## 出典本文:
一、身魂みがきの本義は、生きながら天人の情態となり天国に籍を付けておくこと。
一、身魂みがきの目標としては、瑞月聖師、二代教主、三代教主に対し、直接間接を問わず、常に迷惑をかくる如き言行の一切なきよう反省するにあること。
 これが身魂研きの心得としての主要点であります。聖師様は
「天人の養成所たる現世においてすら天人の情態になることの出来ないものが、ドウして死んでから天人になれるものか。永らく中有界にて苦行するのは当たり前である」
と教えらるるのでありまして、吾々は生前において是非とも天人の情態に身魂を研き上げておかねばならぬのであります。御神諭に
「金銀宝何ほど積んでみたところで、正勝の時には何の役にも立たんぞよ。何ほど学問ありたとて、智慧あり力ありたとて肝腎要の時来たら誠の力にはなりはせんぞよ。親兄妹とても欲にかけたら公事いたす悪魔の世に、頼りとなるは真の神よりほかにはないぞよ。この代の息の切れる時、どこまでも智慧となり力となり道連れとなって守って下さるのは、平素神に尽くした信仰の光りばかり、親兄弟も友達も誰も付いては来てくれず、ただ一人冥途の旅をせなならぬ。モウその時は金でも智慧でも学でも何の役にも立ちはせんぞよ。天地の神を頼依に致して御魂の安心さしてもらうよりほかに一つも道はないから、肉体のあるうちに神に縋りで世界のために誠一つを貫きて、幽冥へ旅立ちいたす時のご用意なされ。この世におる時の思いとは、幽冥へ往けば大変に思わくが違うぞよ。神は人民を安楽に暮らさしたいのが、昔からの胸一杯の願いであるから……」
 霊界物語、舎身活躍、巳の巻(四十二巻)の総説に
「死後高天原に安住せんとして霊的生涯を送るということは、非常に難事と信ずるものがある。世を捨て、その身肉に属せるいわゆる情欲なるものを一切脱離せなくてはならないからだと言う人がある。かくの如き考えの人は、主として富貴よりなれる世間的事物を斥け、神、仏、救い、永遠の生命という事に関して、絶えず敬虔な想念を凝らし、祈願を励み、教典を読誦して功徳を積み、世を捨て、肉を離れて、霊に住めるものと思っているのである。しかるに天国はかくの如くにして上り得るものではない。世を捨て、霊に住み、肉に離れようと努むるものは、かえって一層悲哀の生涯を修得し、高天原の歓楽を摂受する事はとうてい出来るものでない。何となれば、人は各自の生涯が死後にもなお留存するものなるが故である。高天原に上りて歓楽の生涯を永遠に受けんと思わば、現世において世間的の業務を執り、その職掌を尽くし、道徳的民文的生涯を送り、かくして後始めて霊的生涯を受けねばならぬのである。これをほかにしては、霊的生涯を為し、その心霊をして高天原に上るの準備を完うし得べき途はないのである。内的生涯を清く送ると同時に、外的生涯を営まないものは、砂上の楼閣の如きものである。或いは次第に陥没し、或いは壁落ち床破れ崩壊し傾覆する如きものである」

## データ抜粋:

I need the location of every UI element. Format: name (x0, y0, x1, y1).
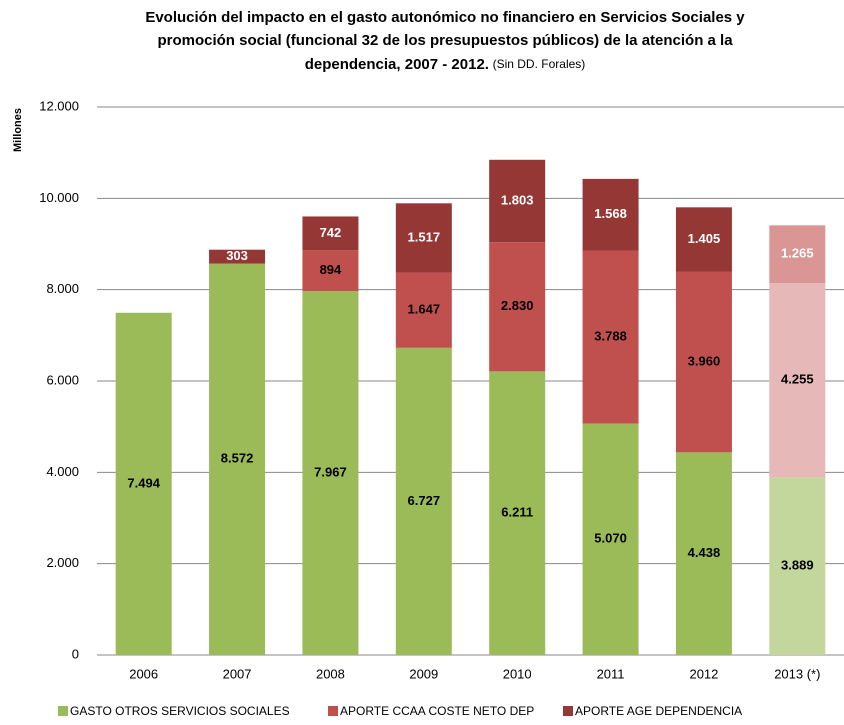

## 課題 1:
身魂みがきに関する本文で、霊界物語の総説は、内的生涯を清く送りながら外的生涯を営まないものを何にたとえているか。
## 課題 2:
身魂みがきに関する本文から、「一、身魂みがきの本義は、生きながら天人の情態となり天国に籍を付けておくこと。」から下って「胸一杯の願いであるから……」」までをすべて抜き出せ。

## 正解 1:
砂上の楼閣の如きもの。

## 正解 2:
一、身魂みがきの本義は、生きながら天人の情態となり天国に籍を付けておくこと。
一、身魂みがきの目標としては、瑞月聖師、二代教主、三代教主に対し、直接間接を問わず、常に迷惑をかくる如き言行の一切なきよう反省するにあること。
 これが身魂研きの心得としての主要点であります。聖師様は
「天人の養成所たる現世においてすら天人の情態になることの出来ないものが、ドウして死んでから天人になれるものか。永らく中有界にて苦行するのは当たり前である」
と教えらるるのでありまして、吾々は生前において是非とも天人の情態に身魂を研き上げておかねばならぬのであります。御神諭に
「金銀宝何ほど積んでみたところで、正勝の時には何の役にも立たんぞよ。何ほど学問ありたとて、智慧あり力ありたとて肝腎要の時来たら誠の力にはなりはせんぞよ。親兄妹とても欲にかけたら公事いたす悪魔の世に、頼りとなるは真の神よりほかにはないぞよ。この代の息の切れる時、どこまでも智慧となり力となり道連れとなって守って下さるのは、平素神に尽くした信仰の光りばかり、親兄弟も友達も誰も付いては来てくれず、ただ一人冥途の旅をせなならぬ。モウその時は金でも智慧でも学でも何の役にも立ちはせんぞよ。天地の神を頼依に致して御魂の安心さしてもらうよりほかに一つも道はないから、肉体のあるうちに神に縋りで世界のために誠一つを貫きて、幽冥へ旅立ちいたす時のご用意なされ。この世におる時の思いとは、幽冥へ往けば大変に思わくが違うぞよ。神は人民を安楽に暮らさしたいのが、昔からの胸一杯の願いであるから……」